Start DATA LISTING

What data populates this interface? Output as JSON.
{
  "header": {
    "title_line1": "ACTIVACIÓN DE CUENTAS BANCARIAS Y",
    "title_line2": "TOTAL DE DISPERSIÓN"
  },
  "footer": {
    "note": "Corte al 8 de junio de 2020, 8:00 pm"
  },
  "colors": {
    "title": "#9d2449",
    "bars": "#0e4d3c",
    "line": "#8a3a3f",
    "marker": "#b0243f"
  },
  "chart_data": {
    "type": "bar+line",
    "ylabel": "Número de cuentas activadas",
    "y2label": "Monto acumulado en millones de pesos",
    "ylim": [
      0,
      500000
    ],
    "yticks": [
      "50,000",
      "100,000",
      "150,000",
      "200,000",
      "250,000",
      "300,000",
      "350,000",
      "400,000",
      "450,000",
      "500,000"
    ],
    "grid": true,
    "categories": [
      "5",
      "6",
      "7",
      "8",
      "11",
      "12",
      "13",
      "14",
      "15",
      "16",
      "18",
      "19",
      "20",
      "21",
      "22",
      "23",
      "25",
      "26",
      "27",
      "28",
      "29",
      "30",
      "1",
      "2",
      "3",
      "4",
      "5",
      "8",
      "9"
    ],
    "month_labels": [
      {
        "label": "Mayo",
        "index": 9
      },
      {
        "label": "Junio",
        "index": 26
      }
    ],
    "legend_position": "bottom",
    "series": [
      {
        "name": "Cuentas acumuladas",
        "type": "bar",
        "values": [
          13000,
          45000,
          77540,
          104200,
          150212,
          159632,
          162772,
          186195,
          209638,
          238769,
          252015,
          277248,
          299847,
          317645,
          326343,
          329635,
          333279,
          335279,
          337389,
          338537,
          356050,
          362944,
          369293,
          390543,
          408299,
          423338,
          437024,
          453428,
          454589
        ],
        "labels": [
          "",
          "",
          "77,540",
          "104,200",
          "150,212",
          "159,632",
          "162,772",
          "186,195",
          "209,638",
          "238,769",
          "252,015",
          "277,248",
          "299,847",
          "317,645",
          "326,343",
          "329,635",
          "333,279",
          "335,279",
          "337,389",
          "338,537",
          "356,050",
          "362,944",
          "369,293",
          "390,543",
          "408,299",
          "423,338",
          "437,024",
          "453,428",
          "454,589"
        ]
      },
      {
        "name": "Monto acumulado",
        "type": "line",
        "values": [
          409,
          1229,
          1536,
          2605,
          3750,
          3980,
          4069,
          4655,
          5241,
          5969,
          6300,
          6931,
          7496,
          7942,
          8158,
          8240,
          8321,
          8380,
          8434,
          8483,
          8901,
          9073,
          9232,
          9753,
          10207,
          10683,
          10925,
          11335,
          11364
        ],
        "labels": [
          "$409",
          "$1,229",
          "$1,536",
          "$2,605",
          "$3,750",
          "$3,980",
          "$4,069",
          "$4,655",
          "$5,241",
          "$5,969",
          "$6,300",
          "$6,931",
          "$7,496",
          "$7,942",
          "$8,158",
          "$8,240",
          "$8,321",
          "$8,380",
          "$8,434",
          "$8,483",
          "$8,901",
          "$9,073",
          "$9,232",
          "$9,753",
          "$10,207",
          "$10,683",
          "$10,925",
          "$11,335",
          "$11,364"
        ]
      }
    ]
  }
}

End DATA LISTING

_WHAT THE EXERCISE ASKS_
Check each line of the records for the word "Monto" and extract those that contain it.

_SOLUTION FOR THIS EXERCISE_
    "y2label": "Monto acumulado en millones de pesos",
        "name": "Monto acumulado",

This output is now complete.